Copy every line of the data that contains the string "adalah".

_ _ _ _

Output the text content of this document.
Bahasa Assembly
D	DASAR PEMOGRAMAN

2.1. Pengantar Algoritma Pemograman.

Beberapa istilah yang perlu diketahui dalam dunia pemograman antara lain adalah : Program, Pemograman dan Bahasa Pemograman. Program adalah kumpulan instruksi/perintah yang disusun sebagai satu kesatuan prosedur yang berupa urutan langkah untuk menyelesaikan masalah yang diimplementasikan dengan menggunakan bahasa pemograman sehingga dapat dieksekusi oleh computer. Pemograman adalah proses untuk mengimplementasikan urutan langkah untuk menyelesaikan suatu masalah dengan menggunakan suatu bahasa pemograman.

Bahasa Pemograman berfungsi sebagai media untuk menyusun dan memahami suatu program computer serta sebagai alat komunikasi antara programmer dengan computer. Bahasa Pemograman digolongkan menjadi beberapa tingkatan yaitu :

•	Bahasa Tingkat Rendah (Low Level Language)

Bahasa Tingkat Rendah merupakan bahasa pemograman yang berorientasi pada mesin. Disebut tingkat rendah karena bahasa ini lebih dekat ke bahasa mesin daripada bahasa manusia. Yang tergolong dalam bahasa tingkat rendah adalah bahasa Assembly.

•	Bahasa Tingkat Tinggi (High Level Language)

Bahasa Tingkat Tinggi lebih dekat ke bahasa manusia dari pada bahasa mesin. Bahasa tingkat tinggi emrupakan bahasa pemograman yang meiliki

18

_ _ _ _

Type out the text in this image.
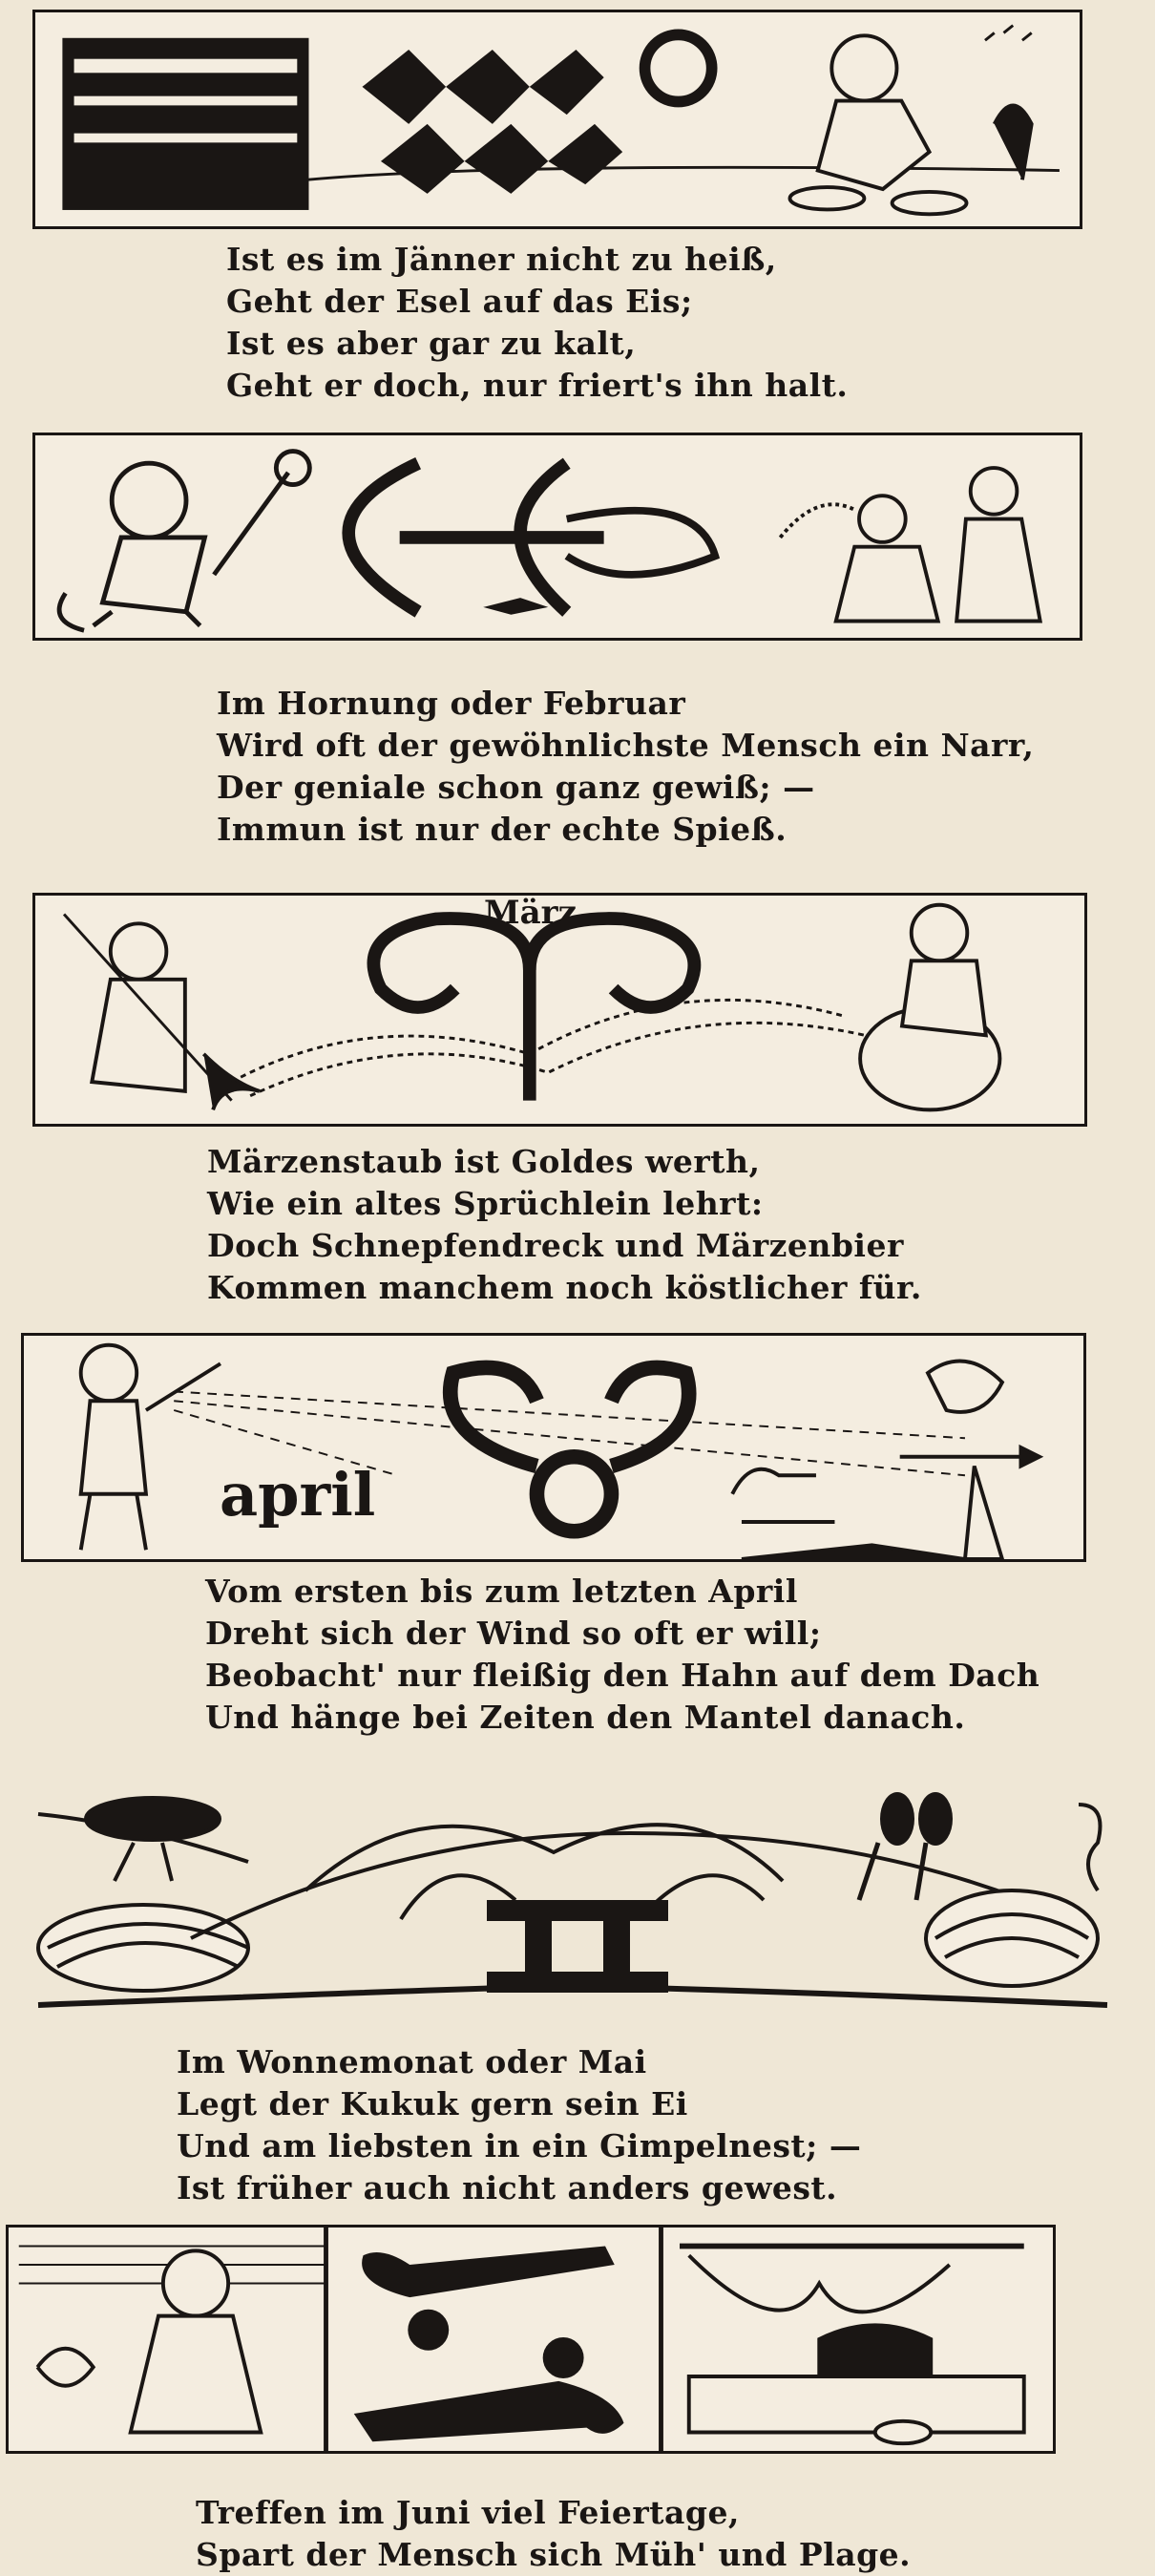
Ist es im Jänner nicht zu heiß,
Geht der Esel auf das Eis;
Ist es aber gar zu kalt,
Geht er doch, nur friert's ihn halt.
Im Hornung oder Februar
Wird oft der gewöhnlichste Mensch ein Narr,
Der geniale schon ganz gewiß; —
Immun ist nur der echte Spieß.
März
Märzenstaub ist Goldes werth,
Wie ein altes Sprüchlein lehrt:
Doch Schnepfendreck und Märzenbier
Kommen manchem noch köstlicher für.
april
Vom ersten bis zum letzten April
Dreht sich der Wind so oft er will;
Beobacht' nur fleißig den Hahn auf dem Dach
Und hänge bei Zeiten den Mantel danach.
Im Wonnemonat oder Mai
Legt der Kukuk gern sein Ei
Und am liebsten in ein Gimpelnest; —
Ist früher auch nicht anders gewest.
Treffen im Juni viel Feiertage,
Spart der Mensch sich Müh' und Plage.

_ _ _ _

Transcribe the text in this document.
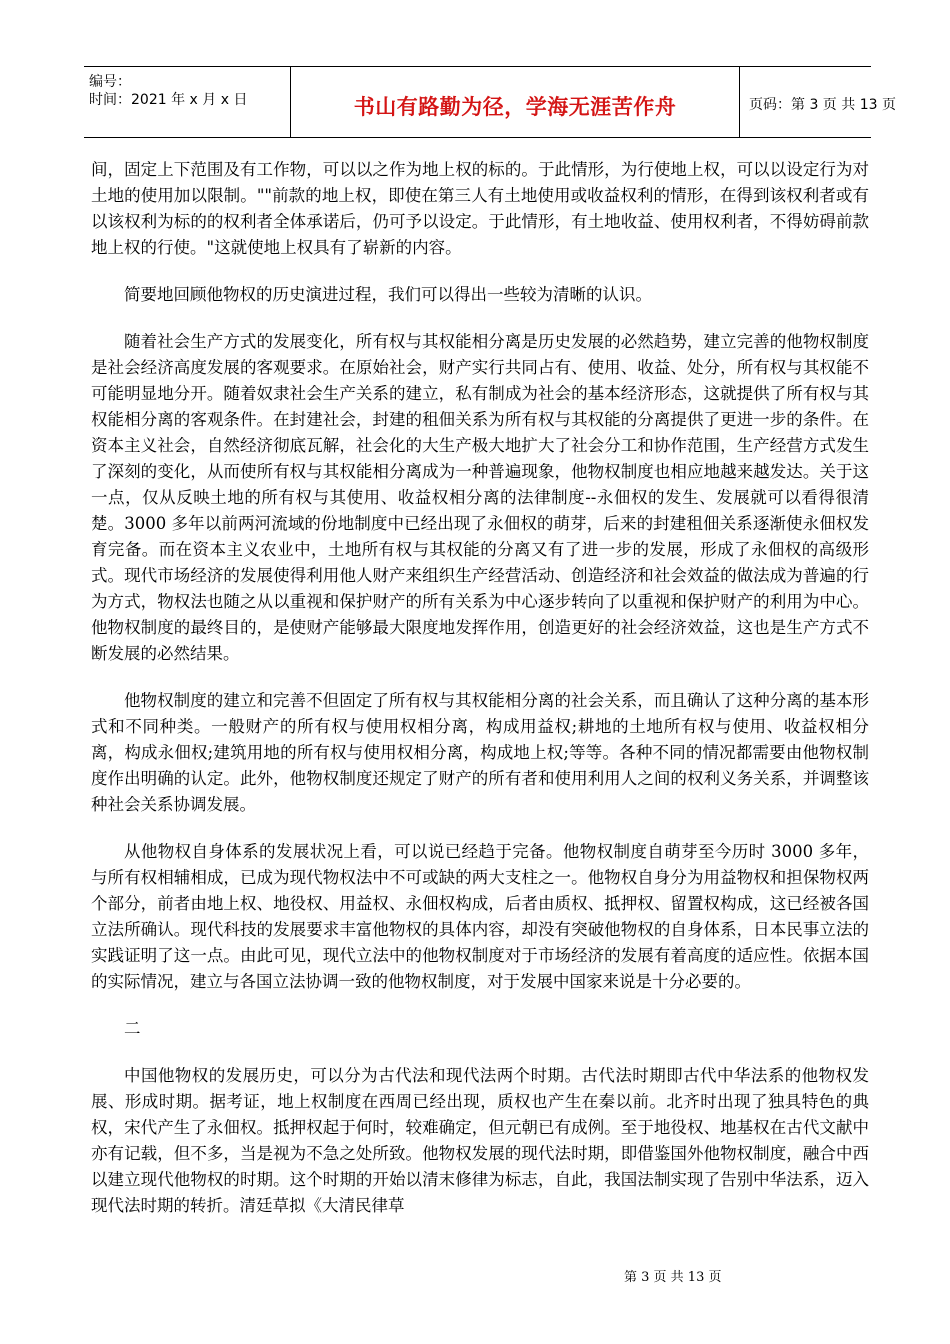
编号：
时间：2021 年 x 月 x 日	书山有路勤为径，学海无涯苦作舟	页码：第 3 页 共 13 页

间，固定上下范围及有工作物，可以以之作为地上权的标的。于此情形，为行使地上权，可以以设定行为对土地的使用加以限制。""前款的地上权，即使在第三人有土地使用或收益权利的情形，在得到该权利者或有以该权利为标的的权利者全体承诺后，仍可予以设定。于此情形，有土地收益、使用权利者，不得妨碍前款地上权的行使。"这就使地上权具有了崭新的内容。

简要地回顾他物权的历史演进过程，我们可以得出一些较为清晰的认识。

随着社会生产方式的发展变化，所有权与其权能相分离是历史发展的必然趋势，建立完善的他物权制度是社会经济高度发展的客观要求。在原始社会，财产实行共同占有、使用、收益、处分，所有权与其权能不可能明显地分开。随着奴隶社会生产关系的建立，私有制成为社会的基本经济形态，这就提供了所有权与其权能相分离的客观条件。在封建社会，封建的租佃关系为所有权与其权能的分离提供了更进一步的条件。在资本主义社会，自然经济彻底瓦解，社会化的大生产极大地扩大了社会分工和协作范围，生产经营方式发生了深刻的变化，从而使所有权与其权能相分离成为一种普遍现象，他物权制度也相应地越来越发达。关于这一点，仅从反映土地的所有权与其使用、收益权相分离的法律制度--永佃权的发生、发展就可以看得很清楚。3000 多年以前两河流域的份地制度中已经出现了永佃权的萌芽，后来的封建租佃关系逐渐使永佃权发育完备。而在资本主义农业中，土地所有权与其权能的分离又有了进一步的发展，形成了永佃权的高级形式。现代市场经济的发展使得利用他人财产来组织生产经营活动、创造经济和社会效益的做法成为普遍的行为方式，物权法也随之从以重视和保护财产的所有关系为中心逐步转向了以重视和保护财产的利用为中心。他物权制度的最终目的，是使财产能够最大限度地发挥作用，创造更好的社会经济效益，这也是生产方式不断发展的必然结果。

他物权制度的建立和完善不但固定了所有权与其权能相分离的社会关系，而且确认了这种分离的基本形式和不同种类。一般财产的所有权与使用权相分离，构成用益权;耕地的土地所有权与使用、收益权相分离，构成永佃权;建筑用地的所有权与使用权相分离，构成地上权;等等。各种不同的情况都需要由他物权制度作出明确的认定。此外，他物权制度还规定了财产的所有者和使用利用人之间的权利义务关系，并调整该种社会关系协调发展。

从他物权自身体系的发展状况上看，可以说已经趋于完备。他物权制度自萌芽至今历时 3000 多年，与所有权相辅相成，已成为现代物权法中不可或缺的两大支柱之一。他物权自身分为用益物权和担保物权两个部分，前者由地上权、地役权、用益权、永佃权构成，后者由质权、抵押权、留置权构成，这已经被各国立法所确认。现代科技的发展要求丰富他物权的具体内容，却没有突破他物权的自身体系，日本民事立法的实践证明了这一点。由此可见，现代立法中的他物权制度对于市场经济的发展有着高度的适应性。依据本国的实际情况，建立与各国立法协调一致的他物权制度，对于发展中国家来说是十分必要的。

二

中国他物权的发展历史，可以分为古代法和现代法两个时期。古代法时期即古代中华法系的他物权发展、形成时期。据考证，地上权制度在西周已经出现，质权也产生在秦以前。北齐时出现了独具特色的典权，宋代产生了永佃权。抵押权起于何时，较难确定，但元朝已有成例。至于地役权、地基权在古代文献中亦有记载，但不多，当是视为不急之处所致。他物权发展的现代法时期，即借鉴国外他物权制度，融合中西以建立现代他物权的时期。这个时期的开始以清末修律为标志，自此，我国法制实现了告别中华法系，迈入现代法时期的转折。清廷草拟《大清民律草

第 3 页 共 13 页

_ _ _ _

FULL SOLUTION:
Beberapa istilah yang perlu diketahui dalam dunia pemograman antara lain adalah : Program, Pemograman dan Bahasa Pemograman. Program adalah kumpulan instruksi/perintah yang disusun sebagai satu kesatuan prosedur yang berupa urutan langkah untuk menyelesaikan masalah yang diimplementasikan dengan menggunakan bahasa pemograman sehingga dapat dieksekusi oleh computer. Pemograman adalah proses untuk mengimplementasikan urutan langkah untuk menyelesaikan suatu masalah dengan menggunakan suatu bahasa pemograman.
Bahasa Tingkat Rendah merupakan bahasa pemograman yang berorientasi pada mesin. Disebut tingkat rendah karena bahasa ini lebih dekat ke bahasa mesin daripada bahasa manusia. Yang tergolong dalam bahasa tingkat rendah adalah bahasa Assembly.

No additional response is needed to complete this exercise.